[Stored data entries]

****************************************

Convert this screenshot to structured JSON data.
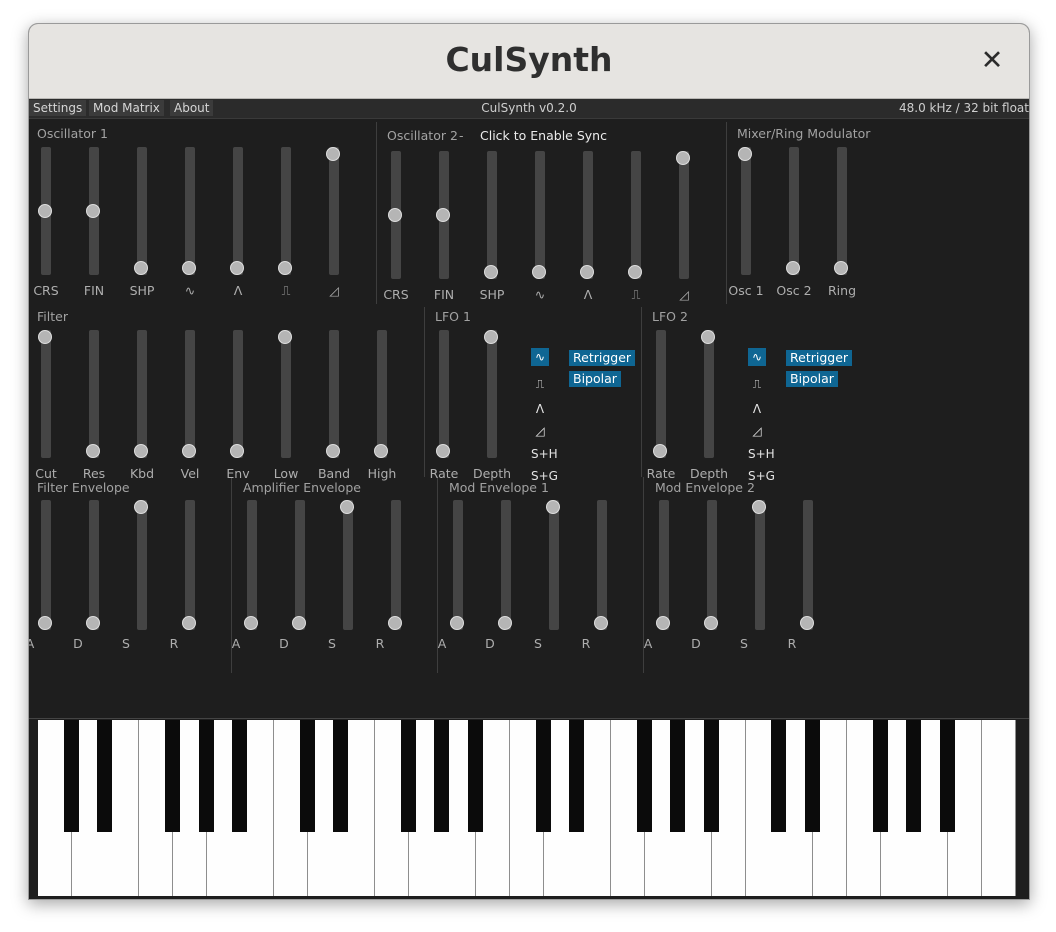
{
  "window": {
    "title": "CulSynth",
    "close_glyph": "✕"
  },
  "menu": {
    "settings": "Settings",
    "mod_matrix": "Mod Matrix",
    "about": "About",
    "version": "CulSynth v0.2.0",
    "sample_rate": "48.0 kHz / 32 bit float"
  },
  "oscillator1": {
    "title": "Oscillator 1",
    "labels": [
      "CRS",
      "FIN",
      "SHP",
      "∿",
      "Λ",
      "⎍",
      "◿"
    ],
    "values": [
      0.5,
      0.5,
      0,
      0,
      0,
      0,
      1
    ]
  },
  "oscillator2": {
    "title": "Oscillator 2",
    "dash": "-",
    "sync_label": "Click to Enable Sync",
    "labels": [
      "CRS",
      "FIN",
      "SHP",
      "∿",
      "Λ",
      "⎍",
      "◿"
    ],
    "values": [
      0.5,
      0.5,
      0,
      0,
      0,
      0,
      1
    ]
  },
  "mixer": {
    "title": "Mixer/Ring Modulator",
    "labels": [
      "Osc 1",
      "Osc 2",
      "Ring"
    ],
    "values": [
      1,
      0,
      0
    ]
  },
  "filter": {
    "title": "Filter",
    "labels": [
      "Cut",
      "Res",
      "Kbd",
      "Vel",
      "Env",
      "Low",
      "Band",
      "High"
    ],
    "values": [
      1,
      0,
      0,
      0,
      0,
      1,
      0,
      0
    ]
  },
  "lfo1": {
    "title": "LFO 1",
    "labels": [
      "Rate",
      "Depth"
    ],
    "values": [
      0,
      1
    ],
    "waves": [
      "∿",
      "⎍",
      "Λ",
      "◿",
      "S+H",
      "S+G"
    ],
    "selected_wave": 0,
    "retrigger": "Retrigger",
    "bipolar": "Bipolar"
  },
  "lfo2": {
    "title": "LFO 2",
    "labels": [
      "Rate",
      "Depth"
    ],
    "values": [
      0,
      1
    ],
    "waves": [
      "∿",
      "⎍",
      "Λ",
      "◿",
      "S+H",
      "S+G"
    ],
    "selected_wave": 0,
    "retrigger": "Retrigger",
    "bipolar": "Bipolar"
  },
  "envelopes": [
    {
      "title": "Filter Envelope",
      "labels": [
        "A",
        "D",
        "S",
        "R"
      ],
      "values": [
        0,
        0,
        1,
        0
      ]
    },
    {
      "title": "Amplifier Envelope",
      "labels": [
        "A",
        "D",
        "S",
        "R"
      ],
      "values": [
        0,
        0,
        1,
        0
      ]
    },
    {
      "title": "Mod Envelope 1",
      "labels": [
        "A",
        "D",
        "S",
        "R"
      ],
      "values": [
        0,
        0,
        1,
        0
      ]
    },
    {
      "title": "Mod Envelope 2",
      "labels": [
        "A",
        "D",
        "S",
        "R"
      ],
      "values": [
        0,
        0,
        1,
        0
      ]
    }
  ],
  "keyboard": {
    "white_keys": 29
  }
}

****************************************

TASK DIRECTIONS: Using the records above, retype everything exactly except the pictures.

WRITTEN RESPONSE:
Convert this screenshot to structured JSON data.
{
  "window": {
    "title": "CulSynth",
    "close_glyph": "✕"
  },
  "menu": {
    "settings": "Settings",
    "mod_matrix": "Mod Matrix",
    "about": "About",
    "version": "CulSynth v0.2.0",
    "sample_rate": "48.0 kHz / 32 bit float"
  },
  "oscillator1": {
    "title": "Oscillator 1",
    "labels": [
      "CRS",
      "FIN",
      "SHP",
      "∿",
      "Λ",
      "⎍",
      "◿"
    ],
    "values": [
      0.5,
      0.5,
      0,
      0,
      0,
      0,
      1
    ]
  },
  "oscillator2": {
    "title": "Oscillator 2",
    "dash": "-",
    "sync_label": "Click to Enable Sync",
    "labels": [
      "CRS",
      "FIN",
      "SHP",
      "∿",
      "Λ",
      "⎍",
      "◿"
    ],
    "values": [
      0.5,
      0.5,
      0,
      0,
      0,
      0,
      1
    ]
  },
  "mixer": {
    "title": "Mixer/Ring Modulator",
    "labels": [
      "Osc 1",
      "Osc 2",
      "Ring"
    ],
    "values": [
      1,
      0,
      0
    ]
  },
  "filter": {
    "title": "Filter",
    "labels": [
      "Cut",
      "Res",
      "Kbd",
      "Vel",
      "Env",
      "Low",
      "Band",
      "High"
    ],
    "values": [
      1,
      0,
      0,
      0,
      0,
      1,
      0,
      0
    ]
  },
  "lfo1": {
    "title": "LFO 1",
    "labels": [
      "Rate",
      "Depth"
    ],
    "values": [
      0,
      1
    ],
    "waves": [
      "∿",
      "⎍",
      "Λ",
      "◿",
      "S+H",
      "S+G"
    ],
    "selected_wave": 0,
    "retrigger": "Retrigger",
    "bipolar": "Bipolar"
  },
  "lfo2": {
    "title": "LFO 2",
    "labels": [
      "Rate",
      "Depth"
    ],
    "values": [
      0,
      1
    ],
    "waves": [
      "∿",
      "⎍",
      "Λ",
      "◿",
      "S+H",
      "S+G"
    ],
    "selected_wave": 0,
    "retrigger": "Retrigger",
    "bipolar": "Bipolar"
  },
  "envelopes": [
    {
      "title": "Filter Envelope",
      "labels": [
        "A",
        "D",
        "S",
        "R"
      ],
      "values": [
        0,
        0,
        1,
        0
      ]
    },
    {
      "title": "Amplifier Envelope",
      "labels": [
        "A",
        "D",
        "S",
        "R"
      ],
      "values": [
        0,
        0,
        1,
        0
      ]
    },
    {
      "title": "Mod Envelope 1",
      "labels": [
        "A",
        "D",
        "S",
        "R"
      ],
      "values": [
        0,
        0,
        1,
        0
      ]
    },
    {
      "title": "Mod Envelope 2",
      "labels": [
        "A",
        "D",
        "S",
        "R"
      ],
      "values": [
        0,
        0,
        1,
        0
      ]
    }
  ],
  "keyboard": {
    "white_keys": 29
  }
}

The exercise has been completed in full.